[[ Records for processing, beginning ]]

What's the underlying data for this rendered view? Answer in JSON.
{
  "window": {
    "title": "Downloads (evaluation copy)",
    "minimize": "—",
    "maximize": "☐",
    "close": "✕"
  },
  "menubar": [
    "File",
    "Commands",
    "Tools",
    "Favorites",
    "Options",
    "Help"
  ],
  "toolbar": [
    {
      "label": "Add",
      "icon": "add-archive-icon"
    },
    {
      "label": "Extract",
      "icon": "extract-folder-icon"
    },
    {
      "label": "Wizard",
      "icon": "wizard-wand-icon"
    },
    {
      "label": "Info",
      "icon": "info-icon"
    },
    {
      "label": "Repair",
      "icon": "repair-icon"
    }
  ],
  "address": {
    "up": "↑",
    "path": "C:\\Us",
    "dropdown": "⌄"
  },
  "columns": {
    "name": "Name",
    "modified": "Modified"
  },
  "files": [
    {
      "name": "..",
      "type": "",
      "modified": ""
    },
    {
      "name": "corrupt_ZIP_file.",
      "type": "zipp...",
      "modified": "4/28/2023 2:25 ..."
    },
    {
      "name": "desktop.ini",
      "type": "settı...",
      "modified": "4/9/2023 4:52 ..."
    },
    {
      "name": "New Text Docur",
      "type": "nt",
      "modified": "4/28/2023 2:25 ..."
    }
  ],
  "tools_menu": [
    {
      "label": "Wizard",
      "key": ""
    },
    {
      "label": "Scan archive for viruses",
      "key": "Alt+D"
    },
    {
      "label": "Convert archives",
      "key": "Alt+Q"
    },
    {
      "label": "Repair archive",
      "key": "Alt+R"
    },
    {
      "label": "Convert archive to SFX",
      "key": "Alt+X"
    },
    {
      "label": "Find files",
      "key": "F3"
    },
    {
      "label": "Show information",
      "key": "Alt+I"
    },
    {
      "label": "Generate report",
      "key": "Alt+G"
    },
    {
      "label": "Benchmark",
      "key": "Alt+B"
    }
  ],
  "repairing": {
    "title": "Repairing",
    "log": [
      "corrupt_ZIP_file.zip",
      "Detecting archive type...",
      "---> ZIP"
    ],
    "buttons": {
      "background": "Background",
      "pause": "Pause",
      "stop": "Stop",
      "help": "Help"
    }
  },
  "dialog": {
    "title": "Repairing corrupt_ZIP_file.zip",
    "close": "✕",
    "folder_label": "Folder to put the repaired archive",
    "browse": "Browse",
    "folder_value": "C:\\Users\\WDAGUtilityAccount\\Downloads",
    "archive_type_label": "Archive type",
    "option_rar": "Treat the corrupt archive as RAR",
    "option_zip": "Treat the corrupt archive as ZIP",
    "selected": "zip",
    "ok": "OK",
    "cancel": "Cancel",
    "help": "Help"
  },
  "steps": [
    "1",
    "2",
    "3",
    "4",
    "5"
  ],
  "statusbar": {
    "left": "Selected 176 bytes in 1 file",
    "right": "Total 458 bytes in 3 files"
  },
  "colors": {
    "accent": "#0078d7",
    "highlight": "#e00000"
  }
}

[[ Records for processing, end ]]

**Exercise details**
What lines in the records contain the word "bytes"? Return each one.

**Output**
    "left": "Selected 176 bytes in 1 file",
    "right": "Total 458 bytes in 3 files"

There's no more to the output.